Every line must be returned precisely as it is written.

********************

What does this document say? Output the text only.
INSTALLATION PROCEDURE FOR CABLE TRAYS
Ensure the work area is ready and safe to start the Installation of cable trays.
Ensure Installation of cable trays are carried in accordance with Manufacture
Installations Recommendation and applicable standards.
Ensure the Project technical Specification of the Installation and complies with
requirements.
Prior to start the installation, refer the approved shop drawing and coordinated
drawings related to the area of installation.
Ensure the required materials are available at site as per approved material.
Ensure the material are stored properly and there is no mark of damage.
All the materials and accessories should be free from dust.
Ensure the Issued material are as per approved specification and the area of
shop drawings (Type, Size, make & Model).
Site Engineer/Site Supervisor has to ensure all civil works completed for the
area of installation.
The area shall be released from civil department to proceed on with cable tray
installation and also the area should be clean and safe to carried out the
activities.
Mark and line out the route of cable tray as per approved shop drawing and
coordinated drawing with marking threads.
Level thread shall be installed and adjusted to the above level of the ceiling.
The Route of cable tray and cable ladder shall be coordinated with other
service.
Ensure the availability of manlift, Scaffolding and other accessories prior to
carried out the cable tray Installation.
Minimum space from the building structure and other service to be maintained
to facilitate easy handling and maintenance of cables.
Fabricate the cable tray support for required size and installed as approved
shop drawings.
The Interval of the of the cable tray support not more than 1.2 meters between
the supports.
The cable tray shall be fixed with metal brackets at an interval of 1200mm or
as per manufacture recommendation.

********************

> _Answer for the task_
What does this document say? Output the text only.
INSTALLATION PROCEDURE FOR CABLE TRAYS
Ensure the work area is ready and safe to start the Installation of cable trays.
Ensure Installation of cable trays are carried in accordance with Manufacture
Installations Recommendation and applicable standards.
Ensure the Project technical Specification of the Installation and complies with
requirements.
Prior to start the installation, refer the approved shop drawing and coordinated
drawings related to the area of installation.
Ensure the required materials are available at site as per approved material.
Ensure the material are stored properly and there is no mark of damage.
All the materials and accessories should be free from dust.
Ensure the Issued material are as per approved specification and the area of
shop drawings (Type, Size, make & Model).
Site Engineer/Site Supervisor has to ensure all civil works completed for the
area of installation.
The area shall be released from civil department to proceed on with cable tray
installation and also the area should be clean and safe to carried out the
activities.
Mark and line out the route of cable tray as per approved shop drawing and
coordinated drawing with marking threads.
Level thread shall be installed and adjusted to the above level of the ceiling.
The Route of cable tray and cable ladder shall be coordinated with other
service.
Ensure the availability of manlift, Scaffolding and other accessories prior to
carried out the cable tray Installation.
Minimum space from the building structure and other service to be maintained
to facilitate easy handling and maintenance of cables.
Fabricate the cable tray support for required size and installed as approved
shop drawings.
The Interval of the of the cable tray support not more than 1.2 meters between
the supports.
The cable tray shall be fixed with metal brackets at an interval of 1200mm or
as per manufacture recommendation.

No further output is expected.